▶ _REQUIREMENTS_: Copy out each line in the material below that has the word "totalspread".

▶ _DATASET EXCERPTS_:
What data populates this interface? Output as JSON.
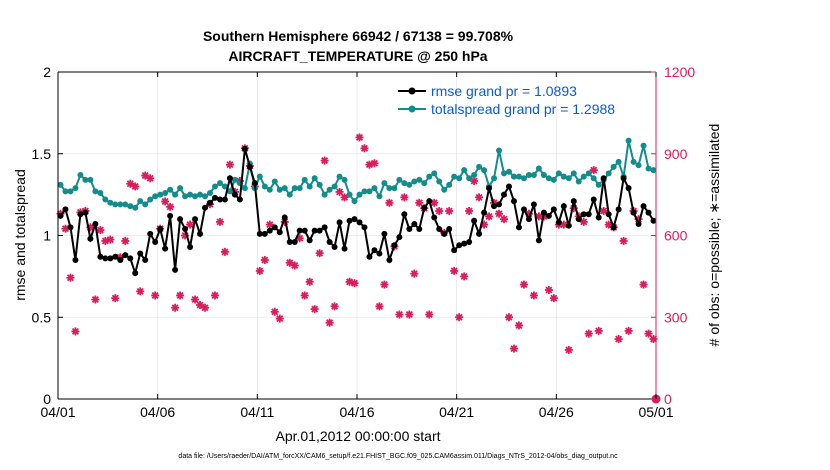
{
  "chart_data": {
    "type": "line",
    "title": "Southern Hemisphere 66942 / 67138 = 99.708%",
    "subtitle": "AIRCRAFT_TEMPERATURE @ 250 hPa",
    "xlabel": "Apr.01,2012 00:00:00 start",
    "ylabel_left": "rmse and totalspread",
    "ylabel_right": "# of obs: o=possible; ∗=assimilated",
    "xlim": [
      0,
      30
    ],
    "ylim": [
      0,
      2
    ],
    "ylim_right": [
      0,
      1200
    ],
    "x_tick_values": [
      0,
      5,
      10,
      15,
      20,
      25,
      30
    ],
    "x_tick_labels": [
      "04/01",
      "04/06",
      "04/11",
      "04/16",
      "04/21",
      "04/26",
      "05/01"
    ],
    "y_ticks": [
      "0",
      "0.5",
      "1",
      "1.5",
      "2"
    ],
    "y_tick_values": [
      0,
      0.5,
      1,
      1.5,
      2
    ],
    "y_ticks_right": [
      "0",
      "300",
      "600",
      "900",
      "1200"
    ],
    "y_tick_values_right": [
      0,
      300,
      600,
      900,
      1200
    ],
    "legend_position": "top-right",
    "footnote": "data file: /Users/raeder/DAI/ATM_forcXX/CAM6_setup/f.e21.FHIST_BGC.f09_025.CAM6assim.011/Diags_NTrS_2012-04/obs_diag_output.nc",
    "colors": {
      "rmse": "#000000",
      "spread": "#138c8c",
      "obs": "#d81e5b",
      "legend_text": "#0b5bd8"
    },
    "series": [
      {
        "name": "rmse grand pr = 1.0893",
        "axis": "left",
        "x": [
          0.125,
          0.375,
          0.625,
          0.875,
          1.125,
          1.375,
          1.625,
          1.875,
          2.125,
          2.375,
          2.625,
          2.875,
          3.125,
          3.375,
          3.625,
          3.875,
          4.125,
          4.375,
          4.625,
          4.875,
          5.125,
          5.375,
          5.625,
          5.875,
          6.125,
          6.375,
          6.625,
          6.875,
          7.125,
          7.375,
          7.625,
          7.875,
          8.125,
          8.375,
          8.625,
          8.875,
          9.125,
          9.375,
          9.625,
          9.875,
          10.125,
          10.375,
          10.625,
          10.875,
          11.125,
          11.375,
          11.625,
          11.875,
          12.125,
          12.375,
          12.625,
          12.875,
          13.125,
          13.375,
          13.625,
          13.875,
          14.125,
          14.375,
          14.625,
          14.875,
          15.125,
          15.375,
          15.625,
          15.875,
          16.125,
          16.375,
          16.625,
          16.875,
          17.125,
          17.375,
          17.625,
          17.875,
          18.125,
          18.375,
          18.625,
          18.875,
          19.125,
          19.375,
          19.625,
          19.875,
          20.125,
          20.375,
          20.625,
          20.875,
          21.125,
          21.375,
          21.625,
          21.875,
          22.125,
          22.375,
          22.625,
          22.875,
          23.125,
          23.375,
          23.625,
          23.875,
          24.125,
          24.375,
          24.625,
          24.875,
          25.125,
          25.375,
          25.625,
          25.875,
          26.125,
          26.375,
          26.625,
          26.875,
          27.125,
          27.375,
          27.625,
          27.875,
          28.125,
          28.375,
          28.625,
          28.875,
          29.125,
          29.375,
          29.625,
          29.875
        ],
        "y": [
          1.12,
          1.16,
          1.05,
          0.85,
          1.13,
          1.14,
          0.98,
          1.07,
          0.87,
          0.86,
          0.86,
          0.87,
          0.85,
          0.88,
          0.86,
          0.77,
          0.89,
          0.85,
          1.01,
          0.96,
          1.04,
          0.92,
          1.12,
          0.79,
          1.1,
          1.04,
          0.93,
          1.1,
          1.01,
          1.17,
          1.2,
          1.23,
          1.22,
          1.22,
          1.35,
          1.25,
          1.22,
          1.53,
          1.42,
          1.32,
          1.01,
          1.01,
          1.03,
          1.05,
          1.02,
          1.11,
          0.96,
          0.96,
          1.03,
          1.03,
          0.97,
          1.03,
          1.03,
          1.05,
          0.96,
          0.93,
          1.08,
          0.92,
          1.09,
          1.1,
          1.08,
          1.05,
          0.87,
          0.91,
          0.89,
          1.01,
          0.85,
          0.94,
          0.99,
          1.13,
          1.04,
          1.07,
          1.04,
          1.17,
          1.21,
          1.11,
          1.04,
          1.01,
          1.04,
          0.91,
          0.94,
          0.95,
          0.96,
          1.09,
          1.01,
          1.14,
          1.29,
          1.18,
          1.19,
          1.25,
          1.3,
          1.21,
          1.05,
          1.16,
          1.1,
          1.19,
          0.97,
          1.14,
          1.12,
          1.16,
          1.08,
          1.18,
          1.06,
          1.21,
          1.1,
          1.13,
          1.13,
          1.22,
          1.11,
          1.35,
          1.13,
          1.05,
          1.16,
          1.35,
          1.29,
          1.14,
          1.07,
          1.18,
          1.14,
          1.09
        ]
      },
      {
        "name": "totalspread grand pr = 1.2988",
        "axis": "left",
        "x": [
          0.125,
          0.375,
          0.625,
          0.875,
          1.125,
          1.375,
          1.625,
          1.875,
          2.125,
          2.375,
          2.625,
          2.875,
          3.125,
          3.375,
          3.625,
          3.875,
          4.125,
          4.375,
          4.625,
          4.875,
          5.125,
          5.375,
          5.625,
          5.875,
          6.125,
          6.375,
          6.625,
          6.875,
          7.125,
          7.375,
          7.625,
          7.875,
          8.125,
          8.375,
          8.625,
          8.875,
          9.125,
          9.375,
          9.625,
          9.875,
          10.125,
          10.375,
          10.625,
          10.875,
          11.125,
          11.375,
          11.625,
          11.875,
          12.125,
          12.375,
          12.625,
          12.875,
          13.125,
          13.375,
          13.625,
          13.875,
          14.125,
          14.375,
          14.625,
          14.875,
          15.125,
          15.375,
          15.625,
          15.875,
          16.125,
          16.375,
          16.625,
          16.875,
          17.125,
          17.375,
          17.625,
          17.875,
          18.125,
          18.375,
          18.625,
          18.875,
          19.125,
          19.375,
          19.625,
          19.875,
          20.125,
          20.375,
          20.625,
          20.875,
          21.125,
          21.375,
          21.625,
          21.875,
          22.125,
          22.375,
          22.625,
          22.875,
          23.125,
          23.375,
          23.625,
          23.875,
          24.125,
          24.375,
          24.625,
          24.875,
          25.125,
          25.375,
          25.625,
          25.875,
          26.125,
          26.375,
          26.625,
          26.875,
          27.125,
          27.375,
          27.625,
          27.875,
          28.125,
          28.375,
          28.625,
          28.875,
          29.125,
          29.375,
          29.625,
          29.875
        ],
        "y": [
          1.31,
          1.27,
          1.27,
          1.29,
          1.37,
          1.34,
          1.34,
          1.27,
          1.26,
          1.22,
          1.2,
          1.19,
          1.19,
          1.19,
          1.18,
          1.17,
          1.21,
          1.19,
          1.22,
          1.24,
          1.25,
          1.26,
          1.28,
          1.25,
          1.29,
          1.24,
          1.25,
          1.24,
          1.25,
          1.24,
          1.26,
          1.3,
          1.32,
          1.3,
          1.27,
          1.34,
          1.32,
          1.29,
          1.44,
          1.29,
          1.36,
          1.3,
          1.28,
          1.33,
          1.28,
          1.29,
          1.25,
          1.29,
          1.29,
          1.34,
          1.3,
          1.35,
          1.31,
          1.25,
          1.28,
          1.3,
          1.36,
          1.34,
          1.25,
          1.21,
          1.25,
          1.27,
          1.27,
          1.29,
          1.24,
          1.32,
          1.29,
          1.29,
          1.34,
          1.32,
          1.31,
          1.33,
          1.34,
          1.32,
          1.36,
          1.38,
          1.33,
          1.28,
          1.31,
          1.36,
          1.35,
          1.4,
          1.35,
          1.37,
          1.42,
          1.4,
          1.3,
          1.35,
          1.52,
          1.38,
          1.39,
          1.36,
          1.36,
          1.35,
          1.37,
          1.37,
          1.41,
          1.37,
          1.35,
          1.34,
          1.38,
          1.36,
          1.35,
          1.38,
          1.33,
          1.36,
          1.38,
          1.35,
          1.31,
          1.34,
          1.38,
          1.42,
          1.45,
          1.36,
          1.58,
          1.45,
          1.43,
          1.55,
          1.41,
          1.4
        ]
      },
      {
        "name": "possible",
        "axis": "right",
        "marker": "o",
        "x": [
          30
        ],
        "y": [
          0
        ]
      },
      {
        "name": "assimilated",
        "axis": "right",
        "marker": "*",
        "x": [
          0.125,
          0.375,
          0.625,
          0.875,
          1.125,
          1.375,
          1.625,
          1.875,
          2.125,
          2.375,
          2.625,
          2.875,
          3.125,
          3.375,
          3.625,
          3.875,
          4.125,
          4.375,
          4.625,
          4.875,
          5.125,
          5.375,
          5.625,
          5.875,
          6.125,
          6.375,
          6.625,
          6.875,
          7.125,
          7.375,
          7.625,
          7.875,
          8.125,
          8.375,
          8.625,
          8.875,
          9.125,
          9.375,
          9.625,
          9.875,
          10.125,
          10.375,
          10.625,
          10.875,
          11.125,
          11.375,
          11.625,
          11.875,
          12.125,
          12.375,
          12.625,
          12.875,
          13.125,
          13.375,
          13.625,
          13.875,
          14.125,
          14.375,
          14.625,
          14.875,
          15.125,
          15.375,
          15.625,
          15.875,
          16.125,
          16.375,
          16.625,
          16.875,
          17.125,
          17.375,
          17.625,
          17.875,
          18.125,
          18.375,
          18.625,
          18.875,
          19.125,
          19.375,
          19.625,
          19.875,
          20.125,
          20.375,
          20.625,
          20.875,
          21.125,
          21.375,
          21.625,
          21.875,
          22.125,
          22.375,
          22.625,
          22.875,
          23.125,
          23.375,
          23.625,
          23.875,
          24.125,
          24.375,
          24.625,
          24.875,
          25.125,
          25.375,
          25.625,
          25.875,
          26.125,
          26.375,
          26.625,
          26.875,
          27.125,
          27.375,
          27.625,
          27.875,
          28.125,
          28.375,
          28.625,
          28.875,
          29.125,
          29.375,
          29.625,
          29.875
        ],
        "y": [
          680,
          625,
          445,
          248,
          685,
          690,
          630,
          365,
          620,
          580,
          585,
          370,
          520,
          580,
          790,
          780,
          395,
          820,
          810,
          380,
          625,
          725,
          705,
          335,
          380,
          600,
          640,
          365,
          345,
          335,
          715,
          380,
          650,
          540,
          860,
          760,
          800,
          920,
          855,
          780,
          470,
          510,
          640,
          320,
          295,
          650,
          500,
          490,
          590,
          380,
          430,
          330,
          535,
          875,
          280,
          340,
          760,
          740,
          430,
          425,
          960,
          920,
          860,
          865,
          340,
          420,
          720,
          560,
          310,
          740,
          310,
          460,
          720,
          700,
          310,
          720,
          690,
          610,
          690,
          470,
          300,
          450,
          690,
          800,
          740,
          640,
          670,
          720,
          680,
          660,
          300,
          185,
          270,
          420,
          680,
          380,
          670,
          670,
          400,
          370,
          640,
          640,
          180,
          700,
          670,
          650,
          240,
          840,
          250,
          690,
          640,
          630,
          220,
          580,
          250,
          690,
          660,
          420,
          240,
          220
        ]
      }
    ]
  }
}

▶ _RESULT_:
    "ylabel_left": "rmse and totalspread",
        "name": "totalspread grand pr = 1.2988",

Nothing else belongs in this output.